- _Selected passage_:
- Opening Delimiter -
6 – Continue to the next step and follow the instructions on the screen to pull in some samples. If you don’t have any recent refunds you’ll get test data instead, which is fine.

7 – Add a new FILTER step.

8 – In the Type field search for the name of your product.

Note that your product name can appear in several places, depending on the shopping cart app you’re using, and how you configured your product name there, and plan name (in Stripe).

In this case I’ll use the Data Object Metadata Products field value.

field value - How to create a refund zap for MemberPress

*Note: If you pulled in test data in the first step you may not see the name of your product here. My strong recommendation would be to make a live purchase and refund yourself, and re-test the first step so that you get LIVE data and see exactly what Stripe calls your product and which items in the dropdown contain the product name.

9 – Now set the filter to look for a word or string of text that will always appear in THIS product’s name, but not in any other product’s name (because you don’t want to erroneously trigger a refund for a customer for product B if they bought and refunded product A, you dig?)
- Closing Delimiter -
- _Material shown_:
- Opening Delimiter -
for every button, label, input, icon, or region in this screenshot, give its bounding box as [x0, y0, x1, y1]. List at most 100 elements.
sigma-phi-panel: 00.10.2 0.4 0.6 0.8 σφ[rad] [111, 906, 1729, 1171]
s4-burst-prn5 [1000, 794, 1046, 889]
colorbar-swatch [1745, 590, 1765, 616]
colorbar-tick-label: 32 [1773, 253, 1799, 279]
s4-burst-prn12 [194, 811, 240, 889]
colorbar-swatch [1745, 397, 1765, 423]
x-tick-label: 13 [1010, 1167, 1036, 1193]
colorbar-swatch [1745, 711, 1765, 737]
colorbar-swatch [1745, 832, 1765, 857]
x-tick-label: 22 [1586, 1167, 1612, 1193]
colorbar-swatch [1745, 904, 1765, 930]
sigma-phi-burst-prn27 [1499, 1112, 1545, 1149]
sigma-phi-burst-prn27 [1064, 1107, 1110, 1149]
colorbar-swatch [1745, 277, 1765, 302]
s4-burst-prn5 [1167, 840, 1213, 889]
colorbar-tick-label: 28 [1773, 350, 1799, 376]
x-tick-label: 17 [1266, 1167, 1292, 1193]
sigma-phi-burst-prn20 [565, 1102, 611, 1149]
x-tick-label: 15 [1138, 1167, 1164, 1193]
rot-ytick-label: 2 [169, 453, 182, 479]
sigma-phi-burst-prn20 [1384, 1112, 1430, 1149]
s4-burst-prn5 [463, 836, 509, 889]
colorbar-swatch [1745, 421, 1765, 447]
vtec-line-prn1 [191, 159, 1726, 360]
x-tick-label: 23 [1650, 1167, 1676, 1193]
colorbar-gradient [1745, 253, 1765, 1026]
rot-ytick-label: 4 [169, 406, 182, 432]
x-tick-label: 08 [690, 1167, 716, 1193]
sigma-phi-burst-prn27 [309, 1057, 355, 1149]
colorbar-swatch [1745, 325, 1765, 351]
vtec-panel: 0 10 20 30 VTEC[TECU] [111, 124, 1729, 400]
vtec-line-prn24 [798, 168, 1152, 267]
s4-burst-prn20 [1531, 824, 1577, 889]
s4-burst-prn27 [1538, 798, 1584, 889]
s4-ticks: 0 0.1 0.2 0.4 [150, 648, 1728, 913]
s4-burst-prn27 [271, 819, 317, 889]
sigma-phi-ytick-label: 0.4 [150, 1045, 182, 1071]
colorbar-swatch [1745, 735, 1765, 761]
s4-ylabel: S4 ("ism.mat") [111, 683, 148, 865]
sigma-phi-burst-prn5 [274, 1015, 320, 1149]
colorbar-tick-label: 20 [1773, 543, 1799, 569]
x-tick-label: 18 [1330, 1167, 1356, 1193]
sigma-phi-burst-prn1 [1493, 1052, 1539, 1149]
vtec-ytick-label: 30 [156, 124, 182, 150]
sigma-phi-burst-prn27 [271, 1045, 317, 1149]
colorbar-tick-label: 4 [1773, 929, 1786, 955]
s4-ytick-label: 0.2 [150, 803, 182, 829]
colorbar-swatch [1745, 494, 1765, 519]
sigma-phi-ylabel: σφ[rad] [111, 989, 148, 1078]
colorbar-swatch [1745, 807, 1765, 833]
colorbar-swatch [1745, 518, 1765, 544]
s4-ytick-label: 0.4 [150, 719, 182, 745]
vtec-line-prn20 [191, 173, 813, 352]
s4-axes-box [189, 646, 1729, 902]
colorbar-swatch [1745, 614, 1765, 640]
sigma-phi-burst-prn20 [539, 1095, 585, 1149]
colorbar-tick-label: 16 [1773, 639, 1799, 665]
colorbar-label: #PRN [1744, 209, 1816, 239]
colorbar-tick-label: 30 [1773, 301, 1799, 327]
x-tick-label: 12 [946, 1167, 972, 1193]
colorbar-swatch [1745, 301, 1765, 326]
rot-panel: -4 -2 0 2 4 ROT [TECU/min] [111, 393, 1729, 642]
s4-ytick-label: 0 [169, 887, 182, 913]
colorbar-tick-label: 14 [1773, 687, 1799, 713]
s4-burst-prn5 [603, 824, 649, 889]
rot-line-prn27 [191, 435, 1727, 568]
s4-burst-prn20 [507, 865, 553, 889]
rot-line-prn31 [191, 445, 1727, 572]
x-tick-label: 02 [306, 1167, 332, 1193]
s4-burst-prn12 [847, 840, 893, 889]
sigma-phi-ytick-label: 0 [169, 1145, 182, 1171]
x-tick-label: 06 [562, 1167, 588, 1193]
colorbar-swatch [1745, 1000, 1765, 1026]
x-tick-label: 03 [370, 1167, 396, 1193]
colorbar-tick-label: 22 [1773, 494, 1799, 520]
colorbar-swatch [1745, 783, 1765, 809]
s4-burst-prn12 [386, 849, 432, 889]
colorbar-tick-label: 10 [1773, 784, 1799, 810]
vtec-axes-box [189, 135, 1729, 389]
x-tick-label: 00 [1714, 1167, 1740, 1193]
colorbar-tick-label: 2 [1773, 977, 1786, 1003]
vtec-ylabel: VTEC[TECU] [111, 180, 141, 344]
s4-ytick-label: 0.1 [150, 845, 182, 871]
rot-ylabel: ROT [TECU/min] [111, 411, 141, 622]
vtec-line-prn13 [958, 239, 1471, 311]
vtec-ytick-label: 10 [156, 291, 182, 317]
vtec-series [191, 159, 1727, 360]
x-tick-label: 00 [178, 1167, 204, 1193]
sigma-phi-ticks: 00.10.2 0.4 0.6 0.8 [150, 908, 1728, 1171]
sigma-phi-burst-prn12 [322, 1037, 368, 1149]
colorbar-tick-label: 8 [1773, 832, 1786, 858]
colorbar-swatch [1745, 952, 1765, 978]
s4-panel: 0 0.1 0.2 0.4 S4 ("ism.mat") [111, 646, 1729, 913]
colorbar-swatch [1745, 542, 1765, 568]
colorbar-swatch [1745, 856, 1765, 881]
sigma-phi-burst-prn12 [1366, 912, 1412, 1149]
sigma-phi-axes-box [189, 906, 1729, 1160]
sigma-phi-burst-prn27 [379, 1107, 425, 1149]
- Closing Delimiter -
- _Exercise_: Print the part of the refund zap instructions that runs from "6 – Continue" up to and including "Products field value.".

- _Written reply_:
6 – Continue to the next step and follow the instructions on the screen to pull in some samples. If you don’t have any recent refunds you’ll get test data instead, which is fine.

7 – Add a new FILTER step.

8 – In the Type field search for the name of your product.

Note that your product name can appear in several places, depending on the shopping cart app you’re using, and how you configured your product name there, and plan name (in Stripe).

In this case I’ll use the Data Object Metadata Products field value.